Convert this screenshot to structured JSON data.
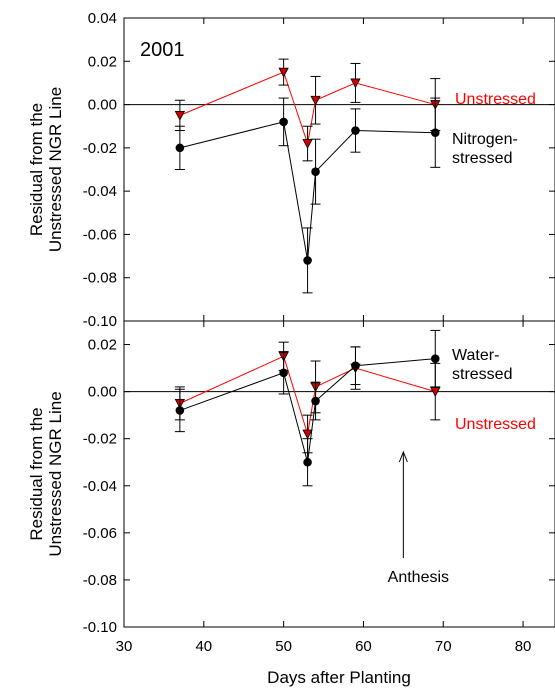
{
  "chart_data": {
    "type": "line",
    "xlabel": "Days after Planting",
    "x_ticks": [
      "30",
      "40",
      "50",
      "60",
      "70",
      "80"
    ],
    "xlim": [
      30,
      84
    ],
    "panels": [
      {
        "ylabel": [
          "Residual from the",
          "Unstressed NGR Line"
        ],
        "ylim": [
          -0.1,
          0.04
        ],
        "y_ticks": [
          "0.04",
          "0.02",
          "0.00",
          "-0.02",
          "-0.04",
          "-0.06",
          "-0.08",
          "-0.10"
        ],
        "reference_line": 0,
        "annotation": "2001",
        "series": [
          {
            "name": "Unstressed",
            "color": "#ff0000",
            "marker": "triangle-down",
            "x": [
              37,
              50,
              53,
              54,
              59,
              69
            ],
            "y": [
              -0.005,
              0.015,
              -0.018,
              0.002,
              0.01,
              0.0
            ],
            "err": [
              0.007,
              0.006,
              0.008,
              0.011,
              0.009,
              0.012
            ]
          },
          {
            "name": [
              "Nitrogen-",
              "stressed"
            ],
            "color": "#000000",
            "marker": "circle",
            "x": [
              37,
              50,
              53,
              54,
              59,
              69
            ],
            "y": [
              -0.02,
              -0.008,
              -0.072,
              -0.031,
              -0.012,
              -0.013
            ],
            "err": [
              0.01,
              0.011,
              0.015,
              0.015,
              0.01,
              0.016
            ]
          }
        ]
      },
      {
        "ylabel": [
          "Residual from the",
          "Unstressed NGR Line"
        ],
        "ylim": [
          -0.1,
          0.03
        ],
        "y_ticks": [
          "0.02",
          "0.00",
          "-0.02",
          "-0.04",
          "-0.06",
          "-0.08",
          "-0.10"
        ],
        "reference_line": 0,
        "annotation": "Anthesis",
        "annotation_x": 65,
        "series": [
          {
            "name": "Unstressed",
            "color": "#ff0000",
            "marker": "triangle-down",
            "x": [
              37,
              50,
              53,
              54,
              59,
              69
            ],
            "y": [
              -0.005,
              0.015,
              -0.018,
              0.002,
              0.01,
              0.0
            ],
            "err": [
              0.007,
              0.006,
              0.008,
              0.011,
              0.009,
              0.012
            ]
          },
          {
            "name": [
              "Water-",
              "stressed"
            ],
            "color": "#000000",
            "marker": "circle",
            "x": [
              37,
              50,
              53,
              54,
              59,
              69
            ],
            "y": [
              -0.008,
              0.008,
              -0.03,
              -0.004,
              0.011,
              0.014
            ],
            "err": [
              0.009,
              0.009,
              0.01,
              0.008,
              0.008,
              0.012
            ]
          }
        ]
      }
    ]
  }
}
* * *
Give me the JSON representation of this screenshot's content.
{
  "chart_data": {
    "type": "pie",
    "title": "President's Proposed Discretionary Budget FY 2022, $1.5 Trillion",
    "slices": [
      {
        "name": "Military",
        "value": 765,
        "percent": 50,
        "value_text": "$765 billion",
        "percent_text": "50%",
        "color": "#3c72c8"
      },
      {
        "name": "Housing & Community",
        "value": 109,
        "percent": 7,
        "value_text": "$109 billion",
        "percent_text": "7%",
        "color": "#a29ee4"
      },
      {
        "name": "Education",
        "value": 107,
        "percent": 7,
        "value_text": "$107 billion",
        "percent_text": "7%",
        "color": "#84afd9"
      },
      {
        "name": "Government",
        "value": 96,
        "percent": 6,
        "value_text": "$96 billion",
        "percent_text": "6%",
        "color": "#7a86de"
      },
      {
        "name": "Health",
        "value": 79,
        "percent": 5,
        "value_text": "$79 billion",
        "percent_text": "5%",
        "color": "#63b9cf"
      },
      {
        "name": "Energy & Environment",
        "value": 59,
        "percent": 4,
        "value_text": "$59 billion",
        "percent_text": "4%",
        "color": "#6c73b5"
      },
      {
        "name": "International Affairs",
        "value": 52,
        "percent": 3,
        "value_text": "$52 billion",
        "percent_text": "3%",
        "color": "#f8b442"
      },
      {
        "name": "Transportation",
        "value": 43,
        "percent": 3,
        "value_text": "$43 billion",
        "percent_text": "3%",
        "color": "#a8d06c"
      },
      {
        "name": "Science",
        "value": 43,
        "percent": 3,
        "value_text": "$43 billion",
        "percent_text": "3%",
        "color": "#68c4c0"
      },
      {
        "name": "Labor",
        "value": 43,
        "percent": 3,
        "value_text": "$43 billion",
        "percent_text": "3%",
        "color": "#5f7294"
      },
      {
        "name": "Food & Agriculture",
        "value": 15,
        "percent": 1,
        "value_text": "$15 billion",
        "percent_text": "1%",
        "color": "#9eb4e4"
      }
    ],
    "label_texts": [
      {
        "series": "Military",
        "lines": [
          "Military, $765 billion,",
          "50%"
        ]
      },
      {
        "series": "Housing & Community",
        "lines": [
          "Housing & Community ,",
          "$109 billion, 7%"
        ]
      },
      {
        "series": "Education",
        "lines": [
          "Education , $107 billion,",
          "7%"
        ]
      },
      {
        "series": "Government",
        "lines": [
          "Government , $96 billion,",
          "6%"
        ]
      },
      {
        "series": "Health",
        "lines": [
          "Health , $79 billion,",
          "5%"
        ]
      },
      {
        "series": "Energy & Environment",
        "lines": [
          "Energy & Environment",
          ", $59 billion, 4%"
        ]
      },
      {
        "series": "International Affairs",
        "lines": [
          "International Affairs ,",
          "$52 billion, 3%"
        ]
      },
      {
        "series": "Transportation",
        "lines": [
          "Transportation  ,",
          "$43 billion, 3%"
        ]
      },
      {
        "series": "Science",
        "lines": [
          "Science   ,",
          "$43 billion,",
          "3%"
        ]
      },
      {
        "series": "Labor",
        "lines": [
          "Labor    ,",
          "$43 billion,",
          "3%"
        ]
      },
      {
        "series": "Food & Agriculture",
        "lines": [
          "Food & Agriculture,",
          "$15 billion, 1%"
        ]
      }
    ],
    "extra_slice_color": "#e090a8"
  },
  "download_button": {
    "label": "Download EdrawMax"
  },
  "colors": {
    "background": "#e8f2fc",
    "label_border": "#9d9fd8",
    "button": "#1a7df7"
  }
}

## WHAT YOU HAVE TO DO
Copy every single line of the material above that holds "JSON".

## COMPLETE RESPONSE
Convert this screenshot to structured JSON data.
Give me the JSON representation of this screenshot's content.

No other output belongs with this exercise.